- _Stated exercise_
Find every line below that contains the word "What" and copy it out.

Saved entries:
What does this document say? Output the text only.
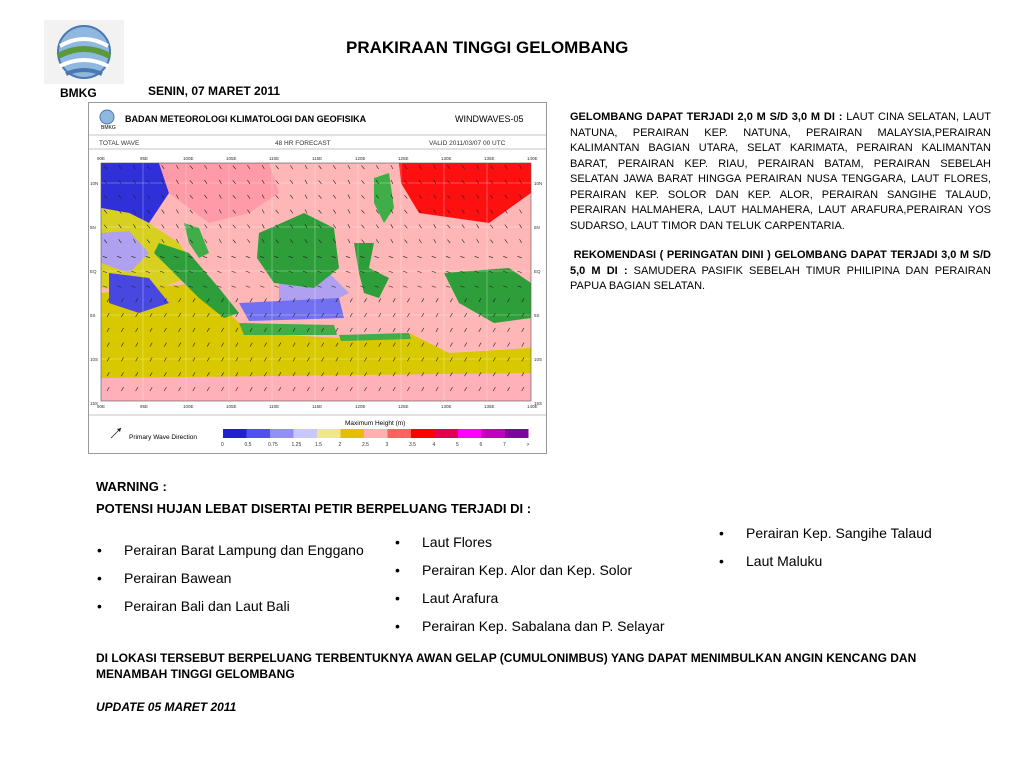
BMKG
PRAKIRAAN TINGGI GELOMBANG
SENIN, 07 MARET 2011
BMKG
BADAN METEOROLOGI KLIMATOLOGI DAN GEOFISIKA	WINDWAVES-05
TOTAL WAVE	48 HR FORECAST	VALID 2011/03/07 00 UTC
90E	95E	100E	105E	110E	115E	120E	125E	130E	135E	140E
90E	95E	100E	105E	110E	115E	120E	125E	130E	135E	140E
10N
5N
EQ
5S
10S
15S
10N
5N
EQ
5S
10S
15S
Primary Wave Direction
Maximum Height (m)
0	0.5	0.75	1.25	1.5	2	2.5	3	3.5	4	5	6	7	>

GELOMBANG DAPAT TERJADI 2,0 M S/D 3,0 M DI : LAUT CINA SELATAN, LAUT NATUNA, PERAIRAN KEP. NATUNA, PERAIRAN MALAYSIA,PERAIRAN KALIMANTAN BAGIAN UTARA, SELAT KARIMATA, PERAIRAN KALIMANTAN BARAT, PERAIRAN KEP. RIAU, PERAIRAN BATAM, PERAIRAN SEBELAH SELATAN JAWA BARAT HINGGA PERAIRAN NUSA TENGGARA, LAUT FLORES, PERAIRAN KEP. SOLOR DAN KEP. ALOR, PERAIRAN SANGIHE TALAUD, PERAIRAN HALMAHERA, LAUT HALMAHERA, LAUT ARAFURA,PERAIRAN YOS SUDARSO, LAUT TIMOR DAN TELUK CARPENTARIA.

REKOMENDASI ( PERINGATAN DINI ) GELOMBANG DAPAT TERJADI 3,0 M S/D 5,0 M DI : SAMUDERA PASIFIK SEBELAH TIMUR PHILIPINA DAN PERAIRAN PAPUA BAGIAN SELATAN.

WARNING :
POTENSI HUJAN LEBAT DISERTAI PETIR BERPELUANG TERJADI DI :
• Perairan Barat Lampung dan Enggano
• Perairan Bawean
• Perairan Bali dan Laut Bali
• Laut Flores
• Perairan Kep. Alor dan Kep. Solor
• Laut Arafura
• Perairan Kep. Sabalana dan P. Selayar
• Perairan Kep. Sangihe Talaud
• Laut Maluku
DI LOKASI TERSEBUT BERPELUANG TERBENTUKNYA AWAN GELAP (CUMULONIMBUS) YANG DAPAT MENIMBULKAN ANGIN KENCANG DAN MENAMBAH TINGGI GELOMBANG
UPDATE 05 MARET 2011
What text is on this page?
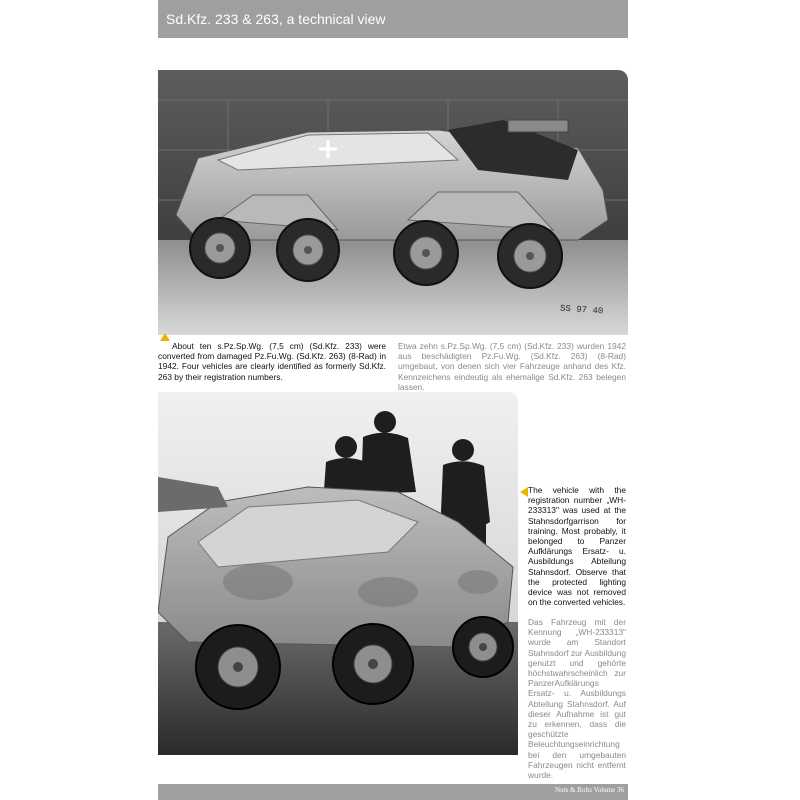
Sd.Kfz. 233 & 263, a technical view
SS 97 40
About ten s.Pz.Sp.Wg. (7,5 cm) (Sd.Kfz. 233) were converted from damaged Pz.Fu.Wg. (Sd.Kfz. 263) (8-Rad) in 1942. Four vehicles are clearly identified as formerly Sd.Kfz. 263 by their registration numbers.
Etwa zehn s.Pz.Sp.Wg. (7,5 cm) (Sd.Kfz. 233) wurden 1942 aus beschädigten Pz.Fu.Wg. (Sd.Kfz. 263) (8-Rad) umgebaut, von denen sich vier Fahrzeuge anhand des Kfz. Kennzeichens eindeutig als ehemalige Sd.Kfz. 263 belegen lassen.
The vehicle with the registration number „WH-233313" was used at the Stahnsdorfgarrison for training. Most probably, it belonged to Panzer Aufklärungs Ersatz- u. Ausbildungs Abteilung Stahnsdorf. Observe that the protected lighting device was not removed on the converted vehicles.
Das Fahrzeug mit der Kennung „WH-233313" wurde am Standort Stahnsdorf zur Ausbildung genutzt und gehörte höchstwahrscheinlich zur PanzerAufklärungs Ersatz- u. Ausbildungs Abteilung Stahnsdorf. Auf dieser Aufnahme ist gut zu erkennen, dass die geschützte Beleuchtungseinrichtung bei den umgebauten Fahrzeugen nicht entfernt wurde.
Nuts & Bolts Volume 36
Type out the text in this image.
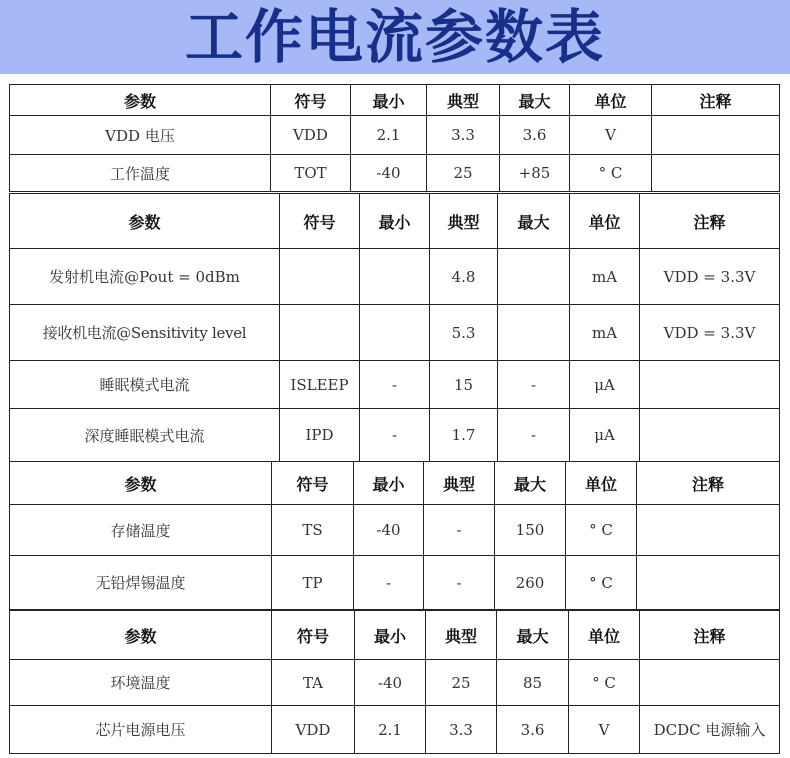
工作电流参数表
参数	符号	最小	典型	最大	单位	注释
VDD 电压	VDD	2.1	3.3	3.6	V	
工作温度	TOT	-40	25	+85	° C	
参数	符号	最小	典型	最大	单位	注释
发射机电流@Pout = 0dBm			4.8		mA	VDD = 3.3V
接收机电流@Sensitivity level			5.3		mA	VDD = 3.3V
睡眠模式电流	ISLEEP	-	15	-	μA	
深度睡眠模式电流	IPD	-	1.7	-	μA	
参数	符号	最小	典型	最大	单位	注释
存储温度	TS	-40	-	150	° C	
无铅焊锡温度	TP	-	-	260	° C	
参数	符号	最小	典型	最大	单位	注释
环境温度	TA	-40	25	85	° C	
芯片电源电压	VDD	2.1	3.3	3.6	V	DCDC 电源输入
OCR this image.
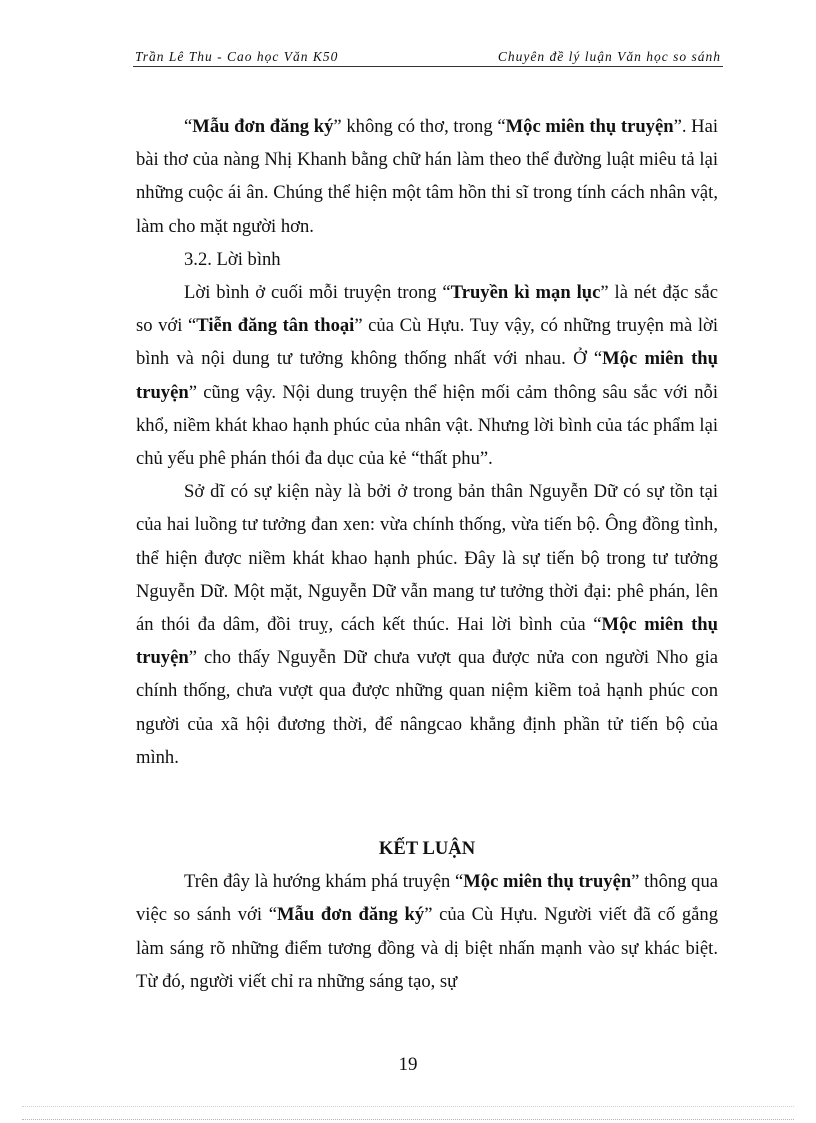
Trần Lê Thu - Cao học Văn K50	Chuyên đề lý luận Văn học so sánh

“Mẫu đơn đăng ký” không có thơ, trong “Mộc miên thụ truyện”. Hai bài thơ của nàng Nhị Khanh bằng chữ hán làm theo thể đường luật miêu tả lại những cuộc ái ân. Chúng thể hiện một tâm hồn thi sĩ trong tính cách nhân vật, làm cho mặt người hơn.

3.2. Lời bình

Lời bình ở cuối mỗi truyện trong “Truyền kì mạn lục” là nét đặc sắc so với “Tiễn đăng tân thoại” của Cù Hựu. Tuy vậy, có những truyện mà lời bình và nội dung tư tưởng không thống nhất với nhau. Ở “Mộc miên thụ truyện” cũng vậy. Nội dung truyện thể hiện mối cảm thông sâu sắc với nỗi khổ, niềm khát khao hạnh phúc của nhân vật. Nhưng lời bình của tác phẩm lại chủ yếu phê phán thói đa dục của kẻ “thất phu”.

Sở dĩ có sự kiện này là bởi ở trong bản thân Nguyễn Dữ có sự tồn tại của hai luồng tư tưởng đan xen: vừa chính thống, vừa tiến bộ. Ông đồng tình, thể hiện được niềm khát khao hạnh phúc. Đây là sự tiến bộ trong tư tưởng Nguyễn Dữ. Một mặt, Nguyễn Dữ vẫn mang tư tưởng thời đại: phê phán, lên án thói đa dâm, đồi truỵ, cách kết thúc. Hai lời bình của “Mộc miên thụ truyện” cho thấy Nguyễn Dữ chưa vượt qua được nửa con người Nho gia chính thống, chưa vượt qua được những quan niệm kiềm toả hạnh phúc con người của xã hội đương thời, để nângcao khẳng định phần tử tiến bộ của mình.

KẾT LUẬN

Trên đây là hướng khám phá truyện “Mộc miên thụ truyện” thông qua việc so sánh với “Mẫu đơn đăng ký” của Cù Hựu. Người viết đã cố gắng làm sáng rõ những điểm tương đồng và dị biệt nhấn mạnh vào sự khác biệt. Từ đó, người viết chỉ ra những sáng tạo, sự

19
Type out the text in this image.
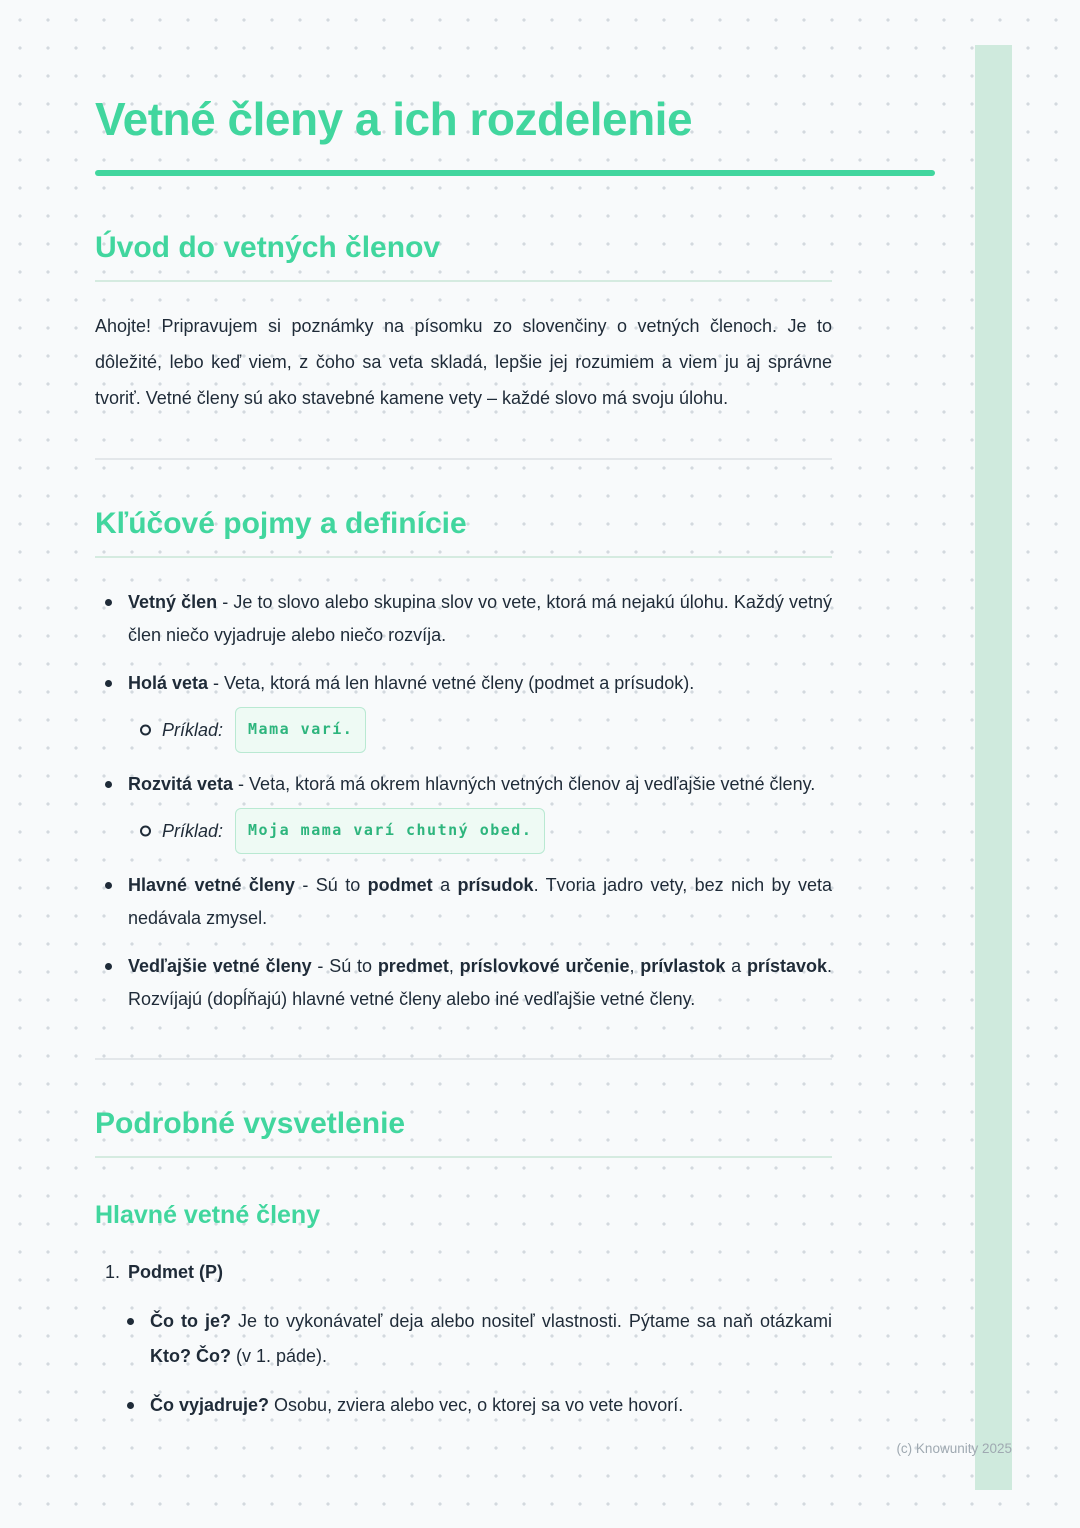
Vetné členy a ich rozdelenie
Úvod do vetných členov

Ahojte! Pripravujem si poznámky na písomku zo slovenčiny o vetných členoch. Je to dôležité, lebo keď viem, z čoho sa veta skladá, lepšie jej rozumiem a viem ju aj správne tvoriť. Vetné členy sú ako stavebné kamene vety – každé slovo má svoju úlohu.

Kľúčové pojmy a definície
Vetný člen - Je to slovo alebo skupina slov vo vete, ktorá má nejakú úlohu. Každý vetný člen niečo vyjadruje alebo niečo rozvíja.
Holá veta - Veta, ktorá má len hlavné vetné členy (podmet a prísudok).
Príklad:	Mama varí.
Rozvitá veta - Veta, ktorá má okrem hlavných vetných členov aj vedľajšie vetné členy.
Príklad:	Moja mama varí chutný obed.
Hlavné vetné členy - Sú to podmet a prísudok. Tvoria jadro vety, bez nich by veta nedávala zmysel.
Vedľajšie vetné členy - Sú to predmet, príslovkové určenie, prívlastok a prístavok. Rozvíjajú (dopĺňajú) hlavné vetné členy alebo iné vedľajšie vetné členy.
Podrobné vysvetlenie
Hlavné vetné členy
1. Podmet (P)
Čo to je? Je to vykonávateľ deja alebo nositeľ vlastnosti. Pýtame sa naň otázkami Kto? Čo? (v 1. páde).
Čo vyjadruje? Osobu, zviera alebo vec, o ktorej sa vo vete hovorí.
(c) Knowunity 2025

- _Result of the exercise_
What does this document say? Output the text only.
What text is on this page?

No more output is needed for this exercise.